(Input)
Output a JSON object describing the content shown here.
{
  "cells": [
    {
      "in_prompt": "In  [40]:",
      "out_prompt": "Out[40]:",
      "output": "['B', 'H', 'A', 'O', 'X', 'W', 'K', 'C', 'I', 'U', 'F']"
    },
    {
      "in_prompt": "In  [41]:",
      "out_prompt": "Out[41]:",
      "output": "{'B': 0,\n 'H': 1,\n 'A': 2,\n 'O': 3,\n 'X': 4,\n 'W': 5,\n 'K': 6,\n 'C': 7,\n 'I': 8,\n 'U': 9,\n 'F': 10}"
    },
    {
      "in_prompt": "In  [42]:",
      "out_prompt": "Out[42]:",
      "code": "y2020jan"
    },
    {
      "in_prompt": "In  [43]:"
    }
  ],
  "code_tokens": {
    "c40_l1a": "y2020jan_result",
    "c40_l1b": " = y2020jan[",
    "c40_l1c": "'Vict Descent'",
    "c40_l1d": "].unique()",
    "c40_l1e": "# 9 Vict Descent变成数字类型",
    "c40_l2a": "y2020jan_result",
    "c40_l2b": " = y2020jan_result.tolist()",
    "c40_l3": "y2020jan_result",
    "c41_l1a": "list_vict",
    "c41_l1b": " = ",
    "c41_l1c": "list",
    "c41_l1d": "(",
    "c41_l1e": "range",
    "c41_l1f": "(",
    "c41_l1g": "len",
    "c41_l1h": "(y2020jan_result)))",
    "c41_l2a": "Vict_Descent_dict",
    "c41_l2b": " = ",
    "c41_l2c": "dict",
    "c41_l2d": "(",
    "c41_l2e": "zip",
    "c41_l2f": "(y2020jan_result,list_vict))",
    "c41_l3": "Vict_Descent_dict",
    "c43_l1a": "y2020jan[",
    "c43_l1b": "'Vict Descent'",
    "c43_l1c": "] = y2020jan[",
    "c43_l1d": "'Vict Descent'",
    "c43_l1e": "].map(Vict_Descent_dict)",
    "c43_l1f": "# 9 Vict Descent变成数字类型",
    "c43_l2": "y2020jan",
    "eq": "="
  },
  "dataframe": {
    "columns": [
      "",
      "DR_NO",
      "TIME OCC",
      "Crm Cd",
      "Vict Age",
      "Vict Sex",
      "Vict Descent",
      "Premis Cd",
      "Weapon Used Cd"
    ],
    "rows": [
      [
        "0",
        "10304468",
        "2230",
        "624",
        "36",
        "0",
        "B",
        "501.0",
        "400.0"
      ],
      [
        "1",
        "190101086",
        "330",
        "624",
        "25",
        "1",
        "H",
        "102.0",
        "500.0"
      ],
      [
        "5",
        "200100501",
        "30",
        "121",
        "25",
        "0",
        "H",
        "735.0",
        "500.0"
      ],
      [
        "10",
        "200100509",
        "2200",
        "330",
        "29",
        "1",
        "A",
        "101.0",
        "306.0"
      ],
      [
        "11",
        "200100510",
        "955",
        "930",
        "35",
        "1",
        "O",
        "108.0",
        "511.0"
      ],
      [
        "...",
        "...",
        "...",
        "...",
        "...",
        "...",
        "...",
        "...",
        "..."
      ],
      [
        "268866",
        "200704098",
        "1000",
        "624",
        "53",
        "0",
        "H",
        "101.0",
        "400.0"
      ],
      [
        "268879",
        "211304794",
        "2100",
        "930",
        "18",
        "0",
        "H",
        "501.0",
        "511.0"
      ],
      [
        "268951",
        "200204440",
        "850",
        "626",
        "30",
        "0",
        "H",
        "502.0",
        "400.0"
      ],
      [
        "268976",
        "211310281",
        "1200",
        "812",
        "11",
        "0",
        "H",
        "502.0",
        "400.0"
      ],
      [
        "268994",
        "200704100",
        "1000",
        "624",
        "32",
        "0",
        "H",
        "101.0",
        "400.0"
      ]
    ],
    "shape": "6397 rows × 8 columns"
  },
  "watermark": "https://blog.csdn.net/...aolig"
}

(Direction) Output each record precisely as given.

(Exercise response)
Output a JSON object describing the content shown here.
{
  "cells": [
    {
      "in_prompt": "In  [40]:",
      "out_prompt": "Out[40]:",
      "output": "['B', 'H', 'A', 'O', 'X', 'W', 'K', 'C', 'I', 'U', 'F']"
    },
    {
      "in_prompt": "In  [41]:",
      "out_prompt": "Out[41]:",
      "output": "{'B': 0,\n 'H': 1,\n 'A': 2,\n 'O': 3,\n 'X': 4,\n 'W': 5,\n 'K': 6,\n 'C': 7,\n 'I': 8,\n 'U': 9,\n 'F': 10}"
    },
    {
      "in_prompt": "In  [42]:",
      "out_prompt": "Out[42]:",
      "code": "y2020jan"
    },
    {
      "in_prompt": "In  [43]:"
    }
  ],
  "code_tokens": {
    "c40_l1a": "y2020jan_result",
    "c40_l1b": " = y2020jan[",
    "c40_l1c": "'Vict Descent'",
    "c40_l1d": "].unique()",
    "c40_l1e": "# 9 Vict Descent变成数字类型",
    "c40_l2a": "y2020jan_result",
    "c40_l2b": " = y2020jan_result.tolist()",
    "c40_l3": "y2020jan_result",
    "c41_l1a": "list_vict",
    "c41_l1b": " = ",
    "c41_l1c": "list",
    "c41_l1d": "(",
    "c41_l1e": "range",
    "c41_l1f": "(",
    "c41_l1g": "len",
    "c41_l1h": "(y2020jan_result)))",
    "c41_l2a": "Vict_Descent_dict",
    "c41_l2b": " = ",
    "c41_l2c": "dict",
    "c41_l2d": "(",
    "c41_l2e": "zip",
    "c41_l2f": "(y2020jan_result,list_vict))",
    "c41_l3": "Vict_Descent_dict",
    "c43_l1a": "y2020jan[",
    "c43_l1b": "'Vict Descent'",
    "c43_l1c": "] = y2020jan[",
    "c43_l1d": "'Vict Descent'",
    "c43_l1e": "].map(Vict_Descent_dict)",
    "c43_l1f": "# 9 Vict Descent变成数字类型",
    "c43_l2": "y2020jan",
    "eq": "="
  },
  "dataframe": {
    "columns": [
      "",
      "DR_NO",
      "TIME OCC",
      "Crm Cd",
      "Vict Age",
      "Vict Sex",
      "Vict Descent",
      "Premis Cd",
      "Weapon Used Cd"
    ],
    "rows": [
      [
        "0",
        "10304468",
        "2230",
        "624",
        "36",
        "0",
        "B",
        "501.0",
        "400.0"
      ],
      [
        "1",
        "190101086",
        "330",
        "624",
        "25",
        "1",
        "H",
        "102.0",
        "500.0"
      ],
      [
        "5",
        "200100501",
        "30",
        "121",
        "25",
        "0",
        "H",
        "735.0",
        "500.0"
      ],
      [
        "10",
        "200100509",
        "2200",
        "330",
        "29",
        "1",
        "A",
        "101.0",
        "306.0"
      ],
      [
        "11",
        "200100510",
        "955",
        "930",
        "35",
        "1",
        "O",
        "108.0",
        "511.0"
      ],
      [
        "...",
        "...",
        "...",
        "...",
        "...",
        "...",
        "...",
        "...",
        "..."
      ],
      [
        "268866",
        "200704098",
        "1000",
        "624",
        "53",
        "0",
        "H",
        "101.0",
        "400.0"
      ],
      [
        "268879",
        "211304794",
        "2100",
        "930",
        "18",
        "0",
        "H",
        "501.0",
        "511.0"
      ],
      [
        "268951",
        "200204440",
        "850",
        "626",
        "30",
        "0",
        "H",
        "502.0",
        "400.0"
      ],
      [
        "268976",
        "211310281",
        "1200",
        "812",
        "11",
        "0",
        "H",
        "502.0",
        "400.0"
      ],
      [
        "268994",
        "200704100",
        "1000",
        "624",
        "32",
        "0",
        "H",
        "101.0",
        "400.0"
      ]
    ],
    "shape": "6397 rows × 8 columns"
  },
  "watermark": "https://blog.csdn.net/...aolig"
}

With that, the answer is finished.